* **Task**
Copy every line from the records below that holds the word "content".

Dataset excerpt
## START
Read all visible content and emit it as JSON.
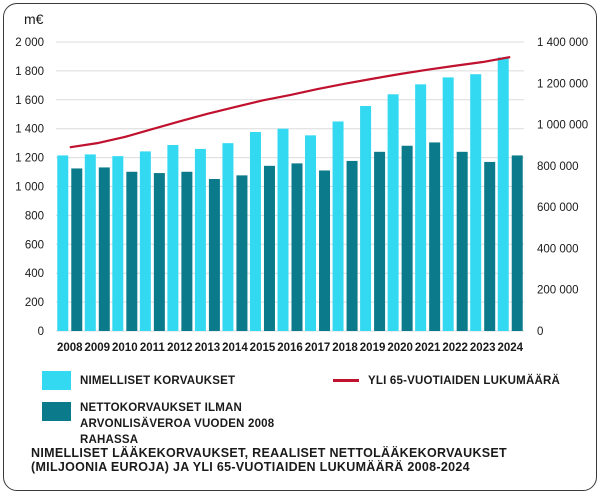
{
  "chart_data": {
    "type": "bar",
    "left_axis_unit": "m€",
    "categories": [
      "2008",
      "2009",
      "2010",
      "2011",
      "2012",
      "2013",
      "2014",
      "2015",
      "2016",
      "2017",
      "2018",
      "2019",
      "2020",
      "2021",
      "2022",
      "2023",
      "2024"
    ],
    "series": [
      {
        "name": "NIMELLISET KORVAUKSET",
        "type": "bar",
        "axis": "left",
        "color": "#33d9f0",
        "values": [
          1215,
          1222,
          1210,
          1243,
          1287,
          1260,
          1300,
          1377,
          1400,
          1354,
          1450,
          1557,
          1638,
          1707,
          1755,
          1777,
          1893
        ]
      },
      {
        "name": "NETTOKORVAUKSET ILMAN ARVONLISÄVEROA VUODEN 2008 RAHASSA",
        "type": "bar",
        "axis": "left",
        "color": "#0b7b8b",
        "values": [
          1125,
          1132,
          1102,
          1093,
          1102,
          1052,
          1077,
          1143,
          1160,
          1111,
          1177,
          1240,
          1282,
          1305,
          1240,
          1170,
          1215
        ]
      },
      {
        "name": "YLI 65-VUOTIAIDEN LUKUMÄÄRÄ",
        "type": "line",
        "axis": "right",
        "color": "#c0112f",
        "values": [
          890000,
          910000,
          940000,
          978000,
          1016000,
          1052000,
          1085000,
          1117000,
          1143000,
          1172000,
          1198000,
          1222000,
          1245000,
          1266000,
          1285000,
          1303000,
          1327000
        ]
      }
    ],
    "ylim_left": [
      0,
      2000
    ],
    "yticks_left": [
      "0",
      "200",
      "400",
      "600",
      "800",
      "1 000",
      "1 200",
      "1 400",
      "1 600",
      "1 800",
      "2 000"
    ],
    "ylim_right": [
      0,
      1400000
    ],
    "yticks_right": [
      "0",
      "200 000",
      "400 000",
      "600 000",
      "800 000",
      "1 000 000",
      "1 200 000",
      "1 400 000"
    ],
    "grid": true,
    "legend_position": "bottom"
  },
  "caption": {
    "line1": "NIMELLISET LÄÄKEKORVAUKSET, REAALISET NETTOLÄÄKEKORVAUKSET",
    "line2": "(MILJOONIA EUROJA) JA YLI 65-VUOTIAIDEN LUKUMÄÄRÄ 2008-2024"
  }
}
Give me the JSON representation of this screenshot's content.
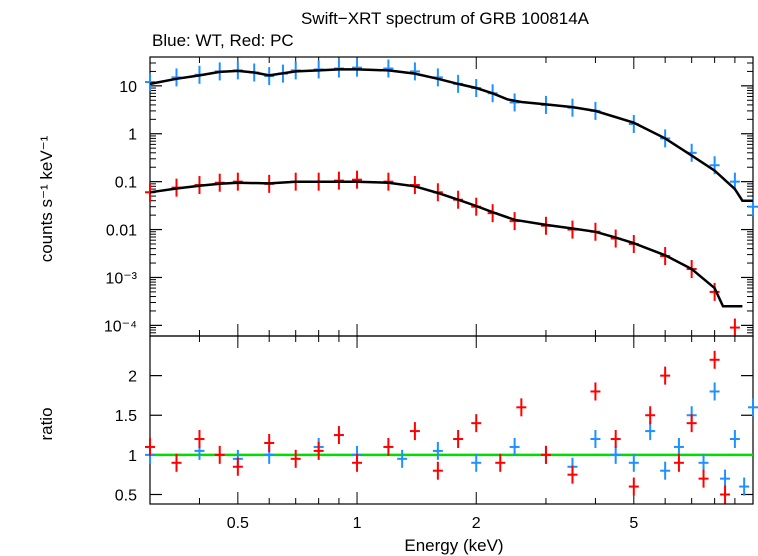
{
  "chart_data": {
    "type": "scatter",
    "title": "Swift−XRT spectrum of GRB 100814A",
    "subtitle": "Blue: WT, Red: PC",
    "xlabel": "Energy (keV)",
    "x_scale": "log",
    "xlim": [
      0.3,
      10
    ],
    "x_ticks": [
      {
        "value": 0.5,
        "label": "0.5"
      },
      {
        "value": 1,
        "label": "1"
      },
      {
        "value": 2,
        "label": "2"
      },
      {
        "value": 5,
        "label": "5"
      }
    ],
    "panels": [
      {
        "name": "spectrum",
        "ylabel": "counts s⁻¹ keV⁻¹",
        "y_scale": "log",
        "ylim": [
          6e-05,
          40
        ],
        "y_ticks": [
          {
            "value": 10,
            "label": "10"
          },
          {
            "value": 1,
            "label": "1"
          },
          {
            "value": 0.1,
            "label": "0.1"
          },
          {
            "value": 0.01,
            "label": "0.01"
          },
          {
            "value": 0.001,
            "label": "10⁻³"
          },
          {
            "value": 0.0001,
            "label": "10⁻⁴"
          }
        ],
        "series": [
          {
            "name": "WT data",
            "color": "#1e90ff",
            "x": [
              0.3,
              0.35,
              0.4,
              0.45,
              0.5,
              0.55,
              0.6,
              0.65,
              0.7,
              0.8,
              0.9,
              1.0,
              1.2,
              1.4,
              1.6,
              1.8,
              2.0,
              2.2,
              2.5,
              3.0,
              3.5,
              4.0,
              5.0,
              6.0,
              7.0,
              8.0,
              9.0,
              10.0
            ],
            "y": [
              12,
              15,
              17,
              20,
              21,
              19,
              16,
              18,
              21,
              22,
              23,
              24,
              23,
              20,
              15,
              11,
              9,
              7,
              4.5,
              4.0,
              3.5,
              3.0,
              1.6,
              0.8,
              0.4,
              0.22,
              0.1,
              0.03
            ]
          },
          {
            "name": "PC data",
            "color": "#ff0000",
            "x": [
              0.3,
              0.35,
              0.4,
              0.45,
              0.5,
              0.6,
              0.7,
              0.8,
              0.9,
              1.0,
              1.2,
              1.4,
              1.6,
              1.8,
              2.0,
              2.2,
              2.5,
              3.0,
              3.5,
              4.0,
              4.5,
              5.0,
              6.0,
              7.0,
              8.0,
              9.0
            ],
            "y": [
              0.06,
              0.075,
              0.085,
              0.095,
              0.1,
              0.09,
              0.1,
              0.1,
              0.105,
              0.11,
              0.1,
              0.085,
              0.06,
              0.042,
              0.03,
              0.022,
              0.015,
              0.012,
              0.01,
              0.009,
              0.0065,
              0.005,
              0.0028,
              0.0015,
              0.0005,
              9e-05
            ]
          },
          {
            "name": "WT model",
            "color": "#000000",
            "line": true,
            "x": [
              0.3,
              0.35,
              0.4,
              0.45,
              0.5,
              0.55,
              0.6,
              0.7,
              0.8,
              0.9,
              1.0,
              1.2,
              1.4,
              1.6,
              1.8,
              2.0,
              2.2,
              2.4,
              2.6,
              3.0,
              3.5,
              4.0,
              5.0,
              6.0,
              7.0,
              8.0,
              9.0,
              9.4,
              10.0
            ],
            "y": [
              11,
              14,
              16.5,
              19.5,
              20.5,
              19,
              16.5,
              20,
              21,
              22,
              22,
              21,
              18,
              14,
              11,
              9,
              7,
              5.2,
              4.6,
              4.1,
              3.6,
              3.0,
              1.7,
              0.8,
              0.35,
              0.17,
              0.07,
              0.04,
              0.04
            ]
          },
          {
            "name": "PC model",
            "color": "#000000",
            "line": true,
            "x": [
              0.3,
              0.35,
              0.4,
              0.45,
              0.5,
              0.6,
              0.7,
              0.8,
              0.9,
              1.0,
              1.2,
              1.4,
              1.6,
              1.8,
              2.0,
              2.2,
              2.5,
              3.0,
              3.5,
              4.0,
              4.5,
              5.0,
              6.0,
              7.0,
              8.0,
              8.4,
              9.4
            ],
            "y": [
              0.06,
              0.072,
              0.082,
              0.09,
              0.095,
              0.092,
              0.1,
              0.1,
              0.1,
              0.1,
              0.095,
              0.08,
              0.058,
              0.042,
              0.031,
              0.023,
              0.016,
              0.0125,
              0.0105,
              0.009,
              0.0068,
              0.0052,
              0.0029,
              0.0015,
              0.0006,
              0.00025,
              0.00025
            ]
          }
        ]
      },
      {
        "name": "ratio",
        "ylabel": "ratio",
        "y_scale": "linear",
        "ylim": [
          0.38,
          2.5
        ],
        "y_ticks": [
          {
            "value": 0.5,
            "label": "0.5"
          },
          {
            "value": 1,
            "label": "1"
          },
          {
            "value": 1.5,
            "label": "1.5"
          },
          {
            "value": 2,
            "label": "2"
          }
        ],
        "reference_line": {
          "value": 1,
          "color": "#00dd00"
        },
        "series": [
          {
            "name": "WT ratio",
            "color": "#1e90ff",
            "x": [
              0.3,
              0.4,
              0.5,
              0.6,
              0.8,
              1.0,
              1.3,
              1.6,
              2.0,
              2.5,
              3.0,
              3.5,
              4.0,
              4.5,
              5.0,
              5.5,
              6.0,
              6.5,
              7.0,
              7.5,
              8.0,
              8.5,
              9.0,
              9.5,
              10.0
            ],
            "y": [
              1.0,
              1.05,
              0.95,
              1.0,
              1.1,
              1.0,
              0.95,
              1.05,
              0.9,
              1.1,
              1.0,
              0.85,
              1.2,
              1.0,
              0.9,
              1.3,
              0.8,
              1.1,
              1.5,
              0.9,
              1.8,
              0.7,
              1.2,
              0.6,
              1.6
            ]
          },
          {
            "name": "PC ratio",
            "color": "#ff0000",
            "x": [
              0.3,
              0.35,
              0.4,
              0.45,
              0.5,
              0.6,
              0.7,
              0.8,
              0.9,
              1.0,
              1.2,
              1.4,
              1.6,
              1.8,
              2.0,
              2.3,
              2.6,
              3.0,
              3.5,
              4.0,
              4.5,
              5.0,
              5.5,
              6.0,
              6.5,
              7.0,
              7.5,
              8.0,
              8.5
            ],
            "y": [
              1.1,
              0.9,
              1.2,
              1.0,
              0.85,
              1.15,
              0.95,
              1.05,
              1.25,
              0.9,
              1.1,
              1.3,
              0.8,
              1.2,
              1.4,
              0.9,
              1.6,
              1.0,
              0.75,
              1.8,
              1.2,
              0.6,
              1.5,
              2.0,
              0.9,
              1.4,
              0.7,
              2.2,
              0.5
            ]
          }
        ]
      }
    ]
  }
}
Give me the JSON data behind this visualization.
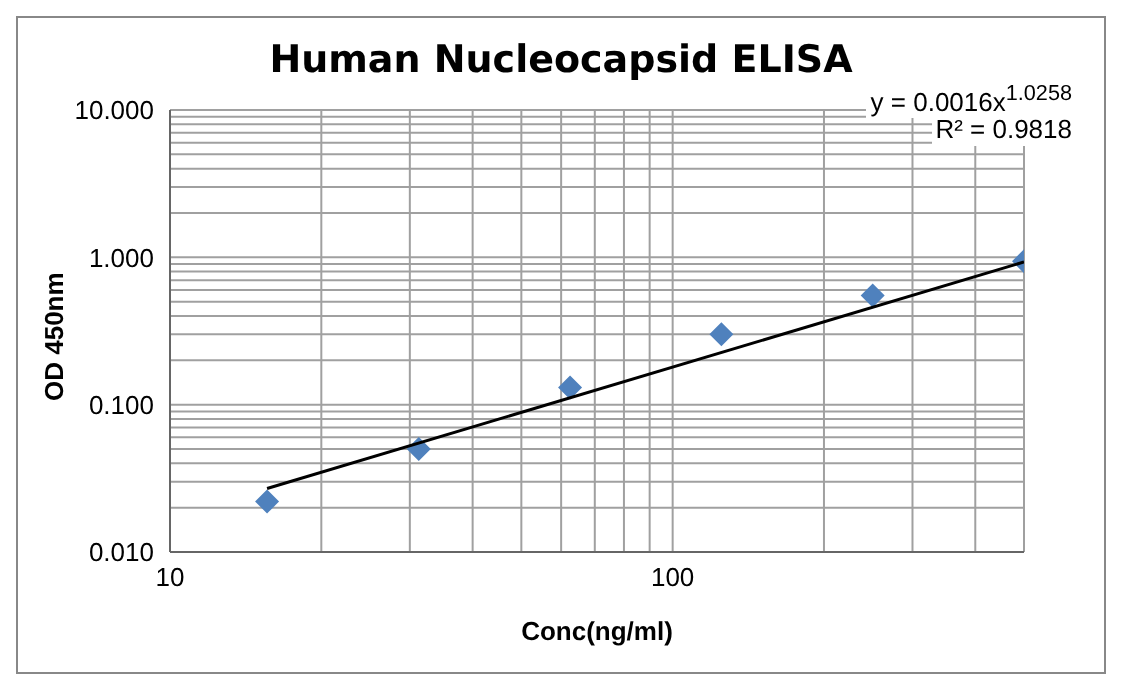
{
  "chart_data": {
    "type": "scatter",
    "title": "Human Nucleocapsid ELISA",
    "xlabel": "Conc(ng/ml)",
    "ylabel": "OD 450nm",
    "annotations": [
      "y = 0.0016x$^{1.0258}$",
      "R² = 0.9818"
    ],
    "log": "xy",
    "grid": true,
    "legend": false,
    "marker": "diamond",
    "xlim": [
      10,
      500
    ],
    "ylim": [
      0.01,
      10
    ],
    "xticks": [
      10,
      {
        "value": 20,
        "label": null
      },
      {
        "value": 30,
        "label": null
      },
      {
        "value": 40,
        "label": null
      },
      {
        "value": 50,
        "label": null
      },
      {
        "value": 60,
        "label": null
      },
      {
        "value": 70,
        "label": null
      },
      {
        "value": 80,
        "label": null
      },
      {
        "value": 90,
        "label": null
      },
      100,
      {
        "value": 200,
        "label": null
      },
      {
        "value": 300,
        "label": null
      },
      {
        "value": 400,
        "label": null
      },
      {
        "value": 500,
        "label": null
      }
    ],
    "yticks": [
      {
        "value": 0.01,
        "label": "0.010"
      },
      {
        "value": 0.02,
        "label": null
      },
      {
        "value": 0.03,
        "label": null
      },
      {
        "value": 0.04,
        "label": null
      },
      {
        "value": 0.05,
        "label": null
      },
      {
        "value": 0.06,
        "label": null
      },
      {
        "value": 0.07,
        "label": null
      },
      {
        "value": 0.08,
        "label": null
      },
      {
        "value": 0.09,
        "label": null
      },
      {
        "value": 0.1,
        "label": "0.100"
      },
      {
        "value": 0.2,
        "label": null
      },
      {
        "value": 0.3,
        "label": null
      },
      {
        "value": 0.4,
        "label": null
      },
      {
        "value": 0.5,
        "label": null
      },
      {
        "value": 0.6,
        "label": null
      },
      {
        "value": 0.7,
        "label": null
      },
      {
        "value": 0.8,
        "label": null
      },
      {
        "value": 0.9,
        "label": null
      },
      {
        "value": 1,
        "label": "1.000"
      },
      {
        "value": 2,
        "label": null
      },
      {
        "value": 3,
        "label": null
      },
      {
        "value": 4,
        "label": null
      },
      {
        "value": 5,
        "label": null
      },
      {
        "value": 6,
        "label": null
      },
      {
        "value": 7,
        "label": null
      },
      {
        "value": 8,
        "label": null
      },
      {
        "value": 9,
        "label": null
      },
      {
        "value": 10,
        "label": "10.000"
      }
    ],
    "series": [
      {
        "type": "scatter",
        "color": "#4f81bd",
        "x": [
          15.6,
          31.25,
          62.5,
          125,
          250,
          500
        ],
        "values": [
          0.022,
          0.05,
          0.131,
          0.3,
          0.55,
          0.94
        ]
      },
      {
        "type": "line",
        "color": "#000000",
        "marker": "none",
        "x": [
          15.6,
          500
        ],
        "values": [
          0.027,
          0.93
        ]
      }
    ]
  }
}
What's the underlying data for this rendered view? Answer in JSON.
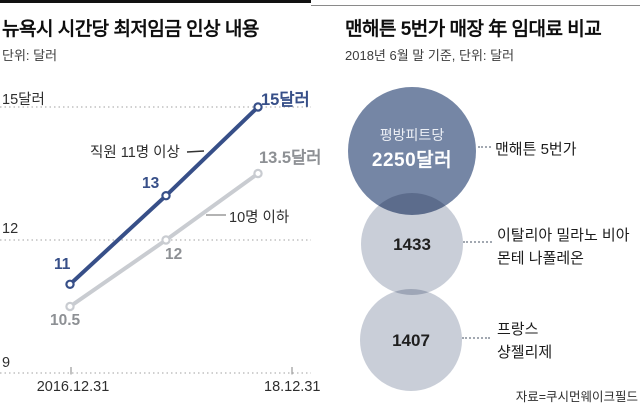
## END
* **Task result**
Read all visible content and emit it as JSON.
Give me the JSON representation of this screenshot's content.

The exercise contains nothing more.